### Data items
___

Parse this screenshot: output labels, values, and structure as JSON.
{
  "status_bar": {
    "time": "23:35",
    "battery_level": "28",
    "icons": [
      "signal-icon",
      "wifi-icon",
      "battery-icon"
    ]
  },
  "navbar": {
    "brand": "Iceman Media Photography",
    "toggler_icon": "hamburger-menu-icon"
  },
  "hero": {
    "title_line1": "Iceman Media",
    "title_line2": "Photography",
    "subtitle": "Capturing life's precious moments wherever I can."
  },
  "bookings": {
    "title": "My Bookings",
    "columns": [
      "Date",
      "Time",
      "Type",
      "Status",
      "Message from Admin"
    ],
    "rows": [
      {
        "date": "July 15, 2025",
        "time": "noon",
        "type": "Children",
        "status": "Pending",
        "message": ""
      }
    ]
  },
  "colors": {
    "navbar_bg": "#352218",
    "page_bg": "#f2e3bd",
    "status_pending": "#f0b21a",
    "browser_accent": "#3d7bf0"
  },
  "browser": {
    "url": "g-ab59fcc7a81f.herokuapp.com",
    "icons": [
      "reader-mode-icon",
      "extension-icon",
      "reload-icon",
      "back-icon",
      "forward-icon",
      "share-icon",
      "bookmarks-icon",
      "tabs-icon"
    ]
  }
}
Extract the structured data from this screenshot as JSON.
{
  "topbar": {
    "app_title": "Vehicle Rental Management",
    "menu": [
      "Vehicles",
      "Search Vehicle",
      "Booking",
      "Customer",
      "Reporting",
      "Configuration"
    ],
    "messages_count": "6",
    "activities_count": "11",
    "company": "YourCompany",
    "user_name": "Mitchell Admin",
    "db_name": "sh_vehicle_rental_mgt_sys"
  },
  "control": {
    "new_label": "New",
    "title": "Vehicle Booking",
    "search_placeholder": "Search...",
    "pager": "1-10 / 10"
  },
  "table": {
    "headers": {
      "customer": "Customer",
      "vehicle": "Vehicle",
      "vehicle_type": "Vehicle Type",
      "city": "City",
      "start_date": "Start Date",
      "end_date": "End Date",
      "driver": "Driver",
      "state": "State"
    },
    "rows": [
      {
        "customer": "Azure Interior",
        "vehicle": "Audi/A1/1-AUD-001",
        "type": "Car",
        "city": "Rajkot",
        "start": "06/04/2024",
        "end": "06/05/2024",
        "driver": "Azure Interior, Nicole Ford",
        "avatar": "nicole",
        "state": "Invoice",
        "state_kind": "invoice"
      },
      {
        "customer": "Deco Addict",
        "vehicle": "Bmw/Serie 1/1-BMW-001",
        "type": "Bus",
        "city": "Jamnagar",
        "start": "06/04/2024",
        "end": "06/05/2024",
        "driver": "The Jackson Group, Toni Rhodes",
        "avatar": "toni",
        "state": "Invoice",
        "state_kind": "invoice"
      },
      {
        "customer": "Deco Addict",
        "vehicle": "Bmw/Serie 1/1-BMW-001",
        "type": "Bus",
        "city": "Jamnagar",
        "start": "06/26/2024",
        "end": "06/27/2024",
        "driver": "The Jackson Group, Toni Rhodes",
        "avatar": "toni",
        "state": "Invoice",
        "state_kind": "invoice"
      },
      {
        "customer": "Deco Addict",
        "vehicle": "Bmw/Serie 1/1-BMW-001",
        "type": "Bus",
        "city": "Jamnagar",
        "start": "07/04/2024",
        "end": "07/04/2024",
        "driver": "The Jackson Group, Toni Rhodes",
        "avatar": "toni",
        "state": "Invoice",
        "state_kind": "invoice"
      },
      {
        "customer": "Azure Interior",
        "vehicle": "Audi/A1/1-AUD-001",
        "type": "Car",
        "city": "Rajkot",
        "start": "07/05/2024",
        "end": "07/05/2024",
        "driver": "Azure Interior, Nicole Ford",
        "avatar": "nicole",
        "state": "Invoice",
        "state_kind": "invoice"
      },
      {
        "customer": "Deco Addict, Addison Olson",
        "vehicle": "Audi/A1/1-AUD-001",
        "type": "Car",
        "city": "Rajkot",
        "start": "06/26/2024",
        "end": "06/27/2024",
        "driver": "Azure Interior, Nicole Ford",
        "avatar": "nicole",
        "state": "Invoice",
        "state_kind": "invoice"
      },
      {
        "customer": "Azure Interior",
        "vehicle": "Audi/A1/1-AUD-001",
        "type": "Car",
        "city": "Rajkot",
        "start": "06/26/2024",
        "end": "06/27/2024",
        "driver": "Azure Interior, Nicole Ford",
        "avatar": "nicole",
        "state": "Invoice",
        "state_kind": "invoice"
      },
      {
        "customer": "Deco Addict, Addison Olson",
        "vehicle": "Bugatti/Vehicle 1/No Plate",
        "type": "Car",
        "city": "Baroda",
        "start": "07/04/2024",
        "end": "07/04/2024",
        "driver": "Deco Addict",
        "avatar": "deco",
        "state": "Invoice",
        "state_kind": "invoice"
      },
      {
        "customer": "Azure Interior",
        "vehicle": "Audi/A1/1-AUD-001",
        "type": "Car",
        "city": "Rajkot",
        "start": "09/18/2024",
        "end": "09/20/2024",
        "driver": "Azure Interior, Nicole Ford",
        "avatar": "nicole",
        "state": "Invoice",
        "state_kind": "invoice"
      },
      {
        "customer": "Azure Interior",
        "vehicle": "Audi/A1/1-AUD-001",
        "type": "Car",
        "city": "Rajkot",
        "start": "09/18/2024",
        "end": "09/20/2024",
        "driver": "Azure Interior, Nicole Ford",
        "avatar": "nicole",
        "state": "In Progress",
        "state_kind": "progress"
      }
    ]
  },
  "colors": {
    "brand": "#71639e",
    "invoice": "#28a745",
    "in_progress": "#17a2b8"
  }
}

___

### WHAT YOU ARE ASKED TO DO
Please output the entire listing exactly as it stands.

### OUTPUT FOR THIS TASK
Parse this screenshot: output labels, values, and structure as JSON.
{
  "status_bar": {
    "time": "23:35",
    "battery_level": "28",
    "icons": [
      "signal-icon",
      "wifi-icon",
      "battery-icon"
    ]
  },
  "navbar": {
    "brand": "Iceman Media Photography",
    "toggler_icon": "hamburger-menu-icon"
  },
  "hero": {
    "title_line1": "Iceman Media",
    "title_line2": "Photography",
    "subtitle": "Capturing life's precious moments wherever I can."
  },
  "bookings": {
    "title": "My Bookings",
    "columns": [
      "Date",
      "Time",
      "Type",
      "Status",
      "Message from Admin"
    ],
    "rows": [
      {
        "date": "July 15, 2025",
        "time": "noon",
        "type": "Children",
        "status": "Pending",
        "message": ""
      }
    ]
  },
  "colors": {
    "navbar_bg": "#352218",
    "page_bg": "#f2e3bd",
    "status_pending": "#f0b21a",
    "browser_accent": "#3d7bf0"
  },
  "browser": {
    "url": "g-ab59fcc7a81f.herokuapp.com",
    "icons": [
      "reader-mode-icon",
      "extension-icon",
      "reload-icon",
      "back-icon",
      "forward-icon",
      "share-icon",
      "bookmarks-icon",
      "tabs-icon"
    ]
  }
}
Extract the structured data from this screenshot as JSON.
{
  "topbar": {
    "app_title": "Vehicle Rental Management",
    "menu": [
      "Vehicles",
      "Search Vehicle",
      "Booking",
      "Customer",
      "Reporting",
      "Configuration"
    ],
    "messages_count": "6",
    "activities_count": "11",
    "company": "YourCompany",
    "user_name": "Mitchell Admin",
    "db_name": "sh_vehicle_rental_mgt_sys"
  },
  "control": {
    "new_label": "New",
    "title": "Vehicle Booking",
    "search_placeholder": "Search...",
    "pager": "1-10 / 10"
  },
  "table": {
    "headers": {
      "customer": "Customer",
      "vehicle": "Vehicle",
      "vehicle_type": "Vehicle Type",
      "city": "City",
      "start_date": "Start Date",
      "end_date": "End Date",
      "driver": "Driver",
      "state": "State"
    },
    "rows": [
      {
        "customer": "Azure Interior",
        "vehicle": "Audi/A1/1-AUD-001",
        "type": "Car",
        "city": "Rajkot",
        "start": "06/04/2024",
        "end": "06/05/2024",
        "driver": "Azure Interior, Nicole Ford",
        "avatar": "nicole",
        "state": "Invoice",
        "state_kind": "invoice"
      },
      {
        "customer": "Deco Addict",
        "vehicle": "Bmw/Serie 1/1-BMW-001",
        "type": "Bus",
        "city": "Jamnagar",
        "start": "06/04/2024",
        "end": "06/05/2024",
        "driver": "The Jackson Group, Toni Rhodes",
        "avatar": "toni",
        "state": "Invoice",
        "state_kind": "invoice"
      },
      {
        "customer": "Deco Addict",
        "vehicle": "Bmw/Serie 1/1-BMW-001",
        "type": "Bus",
        "city": "Jamnagar",
        "start": "06/26/2024",
        "end": "06/27/2024",
        "driver": "The Jackson Group, Toni Rhodes",
        "avatar": "toni",
        "state": "Invoice",
        "state_kind": "invoice"
      },
      {
        "customer": "Deco Addict",
        "vehicle": "Bmw/Serie 1/1-BMW-001",
        "type": "Bus",
        "city": "Jamnagar",
        "start": "07/04/2024",
        "end": "07/04/2024",
        "driver": "The Jackson Group, Toni Rhodes",
        "avatar": "toni",
        "state": "Invoice",
        "state_kind": "invoice"
      },
      {
        "customer": "Azure Interior",
        "vehicle": "Audi/A1/1-AUD-001",
        "type": "Car",
        "city": "Rajkot",
        "start": "07/05/2024",
        "end": "07/05/2024",
        "driver": "Azure Interior, Nicole Ford",
        "avatar": "nicole",
        "state": "Invoice",
        "state_kind": "invoice"
      },
      {
        "customer": "Deco Addict, Addison Olson",
        "vehicle": "Audi/A1/1-AUD-001",
        "type": "Car",
        "city": "Rajkot",
        "start": "06/26/2024",
        "end": "06/27/2024",
        "driver": "Azure Interior, Nicole Ford",
        "avatar": "nicole",
        "state": "Invoice",
        "state_kind": "invoice"
      },
      {
        "customer": "Azure Interior",
        "vehicle": "Audi/A1/1-AUD-001",
        "type": "Car",
        "city": "Rajkot",
        "start": "06/26/2024",
        "end": "06/27/2024",
        "driver": "Azure Interior, Nicole Ford",
        "avatar": "nicole",
        "state": "Invoice",
        "state_kind": "invoice"
      },
      {
        "customer": "Deco Addict, Addison Olson",
        "vehicle": "Bugatti/Vehicle 1/No Plate",
        "type": "Car",
        "city": "Baroda",
        "start": "07/04/2024",
        "end": "07/04/2024",
        "driver": "Deco Addict",
        "avatar": "deco",
        "state": "Invoice",
        "state_kind": "invoice"
      },
      {
        "customer": "Azure Interior",
        "vehicle": "Audi/A1/1-AUD-001",
        "type": "Car",
        "city": "Rajkot",
        "start": "09/18/2024",
        "end": "09/20/2024",
        "driver": "Azure Interior, Nicole Ford",
        "avatar": "nicole",
        "state": "Invoice",
        "state_kind": "invoice"
      },
      {
        "customer": "Azure Interior",
        "vehicle": "Audi/A1/1-AUD-001",
        "type": "Car",
        "city": "Rajkot",
        "start": "09/18/2024",
        "end": "09/20/2024",
        "driver": "Azure Interior, Nicole Ford",
        "avatar": "nicole",
        "state": "In Progress",
        "state_kind": "progress"
      }
    ]
  },
  "colors": {
    "brand": "#71639e",
    "invoice": "#28a745",
    "in_progress": "#17a2b8"
  }
}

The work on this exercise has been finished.